[Stored items]
----

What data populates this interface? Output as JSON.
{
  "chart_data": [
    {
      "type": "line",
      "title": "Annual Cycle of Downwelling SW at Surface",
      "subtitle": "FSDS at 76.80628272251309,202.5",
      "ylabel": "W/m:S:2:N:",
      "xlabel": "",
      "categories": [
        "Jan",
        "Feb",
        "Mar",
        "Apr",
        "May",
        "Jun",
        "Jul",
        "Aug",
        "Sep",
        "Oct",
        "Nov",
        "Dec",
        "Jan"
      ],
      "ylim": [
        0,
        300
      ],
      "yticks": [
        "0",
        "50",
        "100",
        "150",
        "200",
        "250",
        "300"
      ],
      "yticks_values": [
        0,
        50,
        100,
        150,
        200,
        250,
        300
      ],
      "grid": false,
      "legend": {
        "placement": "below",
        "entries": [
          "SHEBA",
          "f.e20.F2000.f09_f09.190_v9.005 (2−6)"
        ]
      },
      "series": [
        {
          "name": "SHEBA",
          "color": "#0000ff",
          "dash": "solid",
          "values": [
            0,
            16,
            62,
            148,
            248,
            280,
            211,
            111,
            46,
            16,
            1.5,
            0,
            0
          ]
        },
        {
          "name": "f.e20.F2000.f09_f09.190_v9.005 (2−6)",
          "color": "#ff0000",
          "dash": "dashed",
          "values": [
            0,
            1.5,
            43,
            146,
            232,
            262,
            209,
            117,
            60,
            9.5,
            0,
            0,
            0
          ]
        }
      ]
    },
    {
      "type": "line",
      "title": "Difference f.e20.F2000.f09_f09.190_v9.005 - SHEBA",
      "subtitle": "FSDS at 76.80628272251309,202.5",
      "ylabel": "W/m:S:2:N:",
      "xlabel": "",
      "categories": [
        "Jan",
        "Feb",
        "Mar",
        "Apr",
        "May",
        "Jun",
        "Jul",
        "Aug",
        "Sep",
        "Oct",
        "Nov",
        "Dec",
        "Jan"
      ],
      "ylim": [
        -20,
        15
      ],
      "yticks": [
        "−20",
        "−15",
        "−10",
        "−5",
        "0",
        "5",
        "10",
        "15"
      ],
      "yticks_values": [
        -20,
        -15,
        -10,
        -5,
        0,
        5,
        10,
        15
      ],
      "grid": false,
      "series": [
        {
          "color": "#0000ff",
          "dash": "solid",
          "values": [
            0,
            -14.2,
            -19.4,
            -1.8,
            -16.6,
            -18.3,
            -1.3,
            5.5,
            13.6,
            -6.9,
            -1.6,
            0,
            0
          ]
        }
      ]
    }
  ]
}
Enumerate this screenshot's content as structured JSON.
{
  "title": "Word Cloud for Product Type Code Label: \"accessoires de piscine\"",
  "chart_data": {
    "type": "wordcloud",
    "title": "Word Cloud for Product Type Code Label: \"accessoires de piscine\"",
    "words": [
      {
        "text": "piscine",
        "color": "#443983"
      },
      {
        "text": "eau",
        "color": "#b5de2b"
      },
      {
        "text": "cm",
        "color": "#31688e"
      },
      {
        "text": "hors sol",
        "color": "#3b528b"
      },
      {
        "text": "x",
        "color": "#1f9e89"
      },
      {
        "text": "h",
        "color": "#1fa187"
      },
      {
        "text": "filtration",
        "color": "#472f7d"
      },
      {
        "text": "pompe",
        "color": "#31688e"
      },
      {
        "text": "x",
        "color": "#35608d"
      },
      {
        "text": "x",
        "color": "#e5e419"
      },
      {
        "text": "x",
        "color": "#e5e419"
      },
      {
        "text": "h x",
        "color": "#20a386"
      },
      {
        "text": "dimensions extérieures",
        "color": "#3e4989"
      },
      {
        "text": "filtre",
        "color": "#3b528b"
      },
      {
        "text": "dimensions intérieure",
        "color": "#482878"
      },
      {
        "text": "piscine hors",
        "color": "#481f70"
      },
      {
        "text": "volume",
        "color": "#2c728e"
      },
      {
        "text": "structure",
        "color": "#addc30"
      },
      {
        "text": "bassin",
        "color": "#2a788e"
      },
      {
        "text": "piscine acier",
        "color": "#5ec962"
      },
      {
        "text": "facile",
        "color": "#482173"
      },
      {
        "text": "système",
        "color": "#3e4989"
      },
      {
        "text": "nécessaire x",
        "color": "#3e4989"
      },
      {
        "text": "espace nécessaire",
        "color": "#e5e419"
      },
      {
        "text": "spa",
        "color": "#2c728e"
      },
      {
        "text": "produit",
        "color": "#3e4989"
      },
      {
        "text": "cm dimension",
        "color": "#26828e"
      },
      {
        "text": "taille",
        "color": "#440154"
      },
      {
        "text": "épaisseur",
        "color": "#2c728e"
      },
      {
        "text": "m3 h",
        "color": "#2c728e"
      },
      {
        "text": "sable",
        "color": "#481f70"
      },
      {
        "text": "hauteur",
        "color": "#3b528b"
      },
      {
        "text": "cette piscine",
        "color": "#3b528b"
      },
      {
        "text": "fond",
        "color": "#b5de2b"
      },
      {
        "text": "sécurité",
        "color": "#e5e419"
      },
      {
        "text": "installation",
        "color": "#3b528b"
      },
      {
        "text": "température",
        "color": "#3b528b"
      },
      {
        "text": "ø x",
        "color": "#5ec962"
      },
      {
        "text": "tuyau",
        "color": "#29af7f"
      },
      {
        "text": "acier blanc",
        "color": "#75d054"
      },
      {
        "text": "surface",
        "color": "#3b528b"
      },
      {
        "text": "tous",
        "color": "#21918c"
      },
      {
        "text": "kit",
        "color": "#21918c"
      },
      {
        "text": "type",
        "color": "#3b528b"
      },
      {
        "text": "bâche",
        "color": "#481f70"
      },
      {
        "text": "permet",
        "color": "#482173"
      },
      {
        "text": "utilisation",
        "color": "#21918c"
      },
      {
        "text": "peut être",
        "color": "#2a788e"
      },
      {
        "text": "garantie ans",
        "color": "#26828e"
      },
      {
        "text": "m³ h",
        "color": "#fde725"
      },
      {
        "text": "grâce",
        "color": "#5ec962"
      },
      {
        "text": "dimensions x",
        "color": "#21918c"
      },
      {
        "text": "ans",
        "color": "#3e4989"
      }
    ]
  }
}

----

Written exercise:
Gather each line holding the string "name".

Answer to the exercise:
          "name": "SHEBA",
          "name": "f.e20.F2000.f09_f09.190_v9.005 (2−6)",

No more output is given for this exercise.